■ **Required task**: Gather the lines that hold the string "производства".

■ **Stored dataset items**:
# # #

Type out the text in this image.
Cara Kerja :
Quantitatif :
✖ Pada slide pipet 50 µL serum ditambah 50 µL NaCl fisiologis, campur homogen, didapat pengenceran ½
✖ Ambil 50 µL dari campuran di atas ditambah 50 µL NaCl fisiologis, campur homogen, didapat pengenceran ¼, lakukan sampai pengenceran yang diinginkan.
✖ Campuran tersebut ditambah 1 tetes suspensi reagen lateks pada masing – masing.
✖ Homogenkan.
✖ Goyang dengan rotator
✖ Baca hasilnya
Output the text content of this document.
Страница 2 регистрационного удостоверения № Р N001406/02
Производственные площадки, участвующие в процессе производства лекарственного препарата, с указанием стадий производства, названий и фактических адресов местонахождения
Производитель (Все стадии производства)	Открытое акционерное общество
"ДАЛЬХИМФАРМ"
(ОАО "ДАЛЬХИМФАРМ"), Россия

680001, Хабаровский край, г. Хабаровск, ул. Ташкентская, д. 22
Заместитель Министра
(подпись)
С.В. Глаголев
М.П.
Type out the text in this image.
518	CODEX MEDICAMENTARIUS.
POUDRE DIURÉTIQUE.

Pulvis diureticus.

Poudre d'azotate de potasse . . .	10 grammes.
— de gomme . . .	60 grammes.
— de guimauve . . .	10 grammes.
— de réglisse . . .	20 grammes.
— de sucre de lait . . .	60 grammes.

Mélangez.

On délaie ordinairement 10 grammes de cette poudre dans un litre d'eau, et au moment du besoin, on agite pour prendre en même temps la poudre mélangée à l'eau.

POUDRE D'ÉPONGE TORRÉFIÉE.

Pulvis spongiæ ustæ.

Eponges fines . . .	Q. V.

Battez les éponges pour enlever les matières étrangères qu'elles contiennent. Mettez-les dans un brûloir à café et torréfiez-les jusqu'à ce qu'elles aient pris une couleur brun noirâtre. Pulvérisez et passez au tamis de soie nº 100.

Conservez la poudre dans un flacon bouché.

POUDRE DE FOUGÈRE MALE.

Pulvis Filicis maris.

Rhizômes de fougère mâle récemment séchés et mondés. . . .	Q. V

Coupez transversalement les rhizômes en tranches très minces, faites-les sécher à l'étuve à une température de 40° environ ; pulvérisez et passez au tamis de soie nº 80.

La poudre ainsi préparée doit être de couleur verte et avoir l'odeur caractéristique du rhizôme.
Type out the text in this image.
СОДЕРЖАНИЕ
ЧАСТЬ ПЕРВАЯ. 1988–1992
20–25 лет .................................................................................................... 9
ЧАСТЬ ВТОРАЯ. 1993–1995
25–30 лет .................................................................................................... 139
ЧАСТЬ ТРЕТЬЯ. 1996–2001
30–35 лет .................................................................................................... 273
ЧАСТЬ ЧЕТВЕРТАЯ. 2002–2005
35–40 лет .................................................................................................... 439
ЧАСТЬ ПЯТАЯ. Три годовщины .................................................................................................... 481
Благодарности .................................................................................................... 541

# # #

■ **Output of the task**:
Производственные площадки, участвующие в процессе производства лекарственного препарата, с указанием стадий производства, названий и фактических адресов местонахождения
Производитель (Все стадии производства)	Открытое акционерное общество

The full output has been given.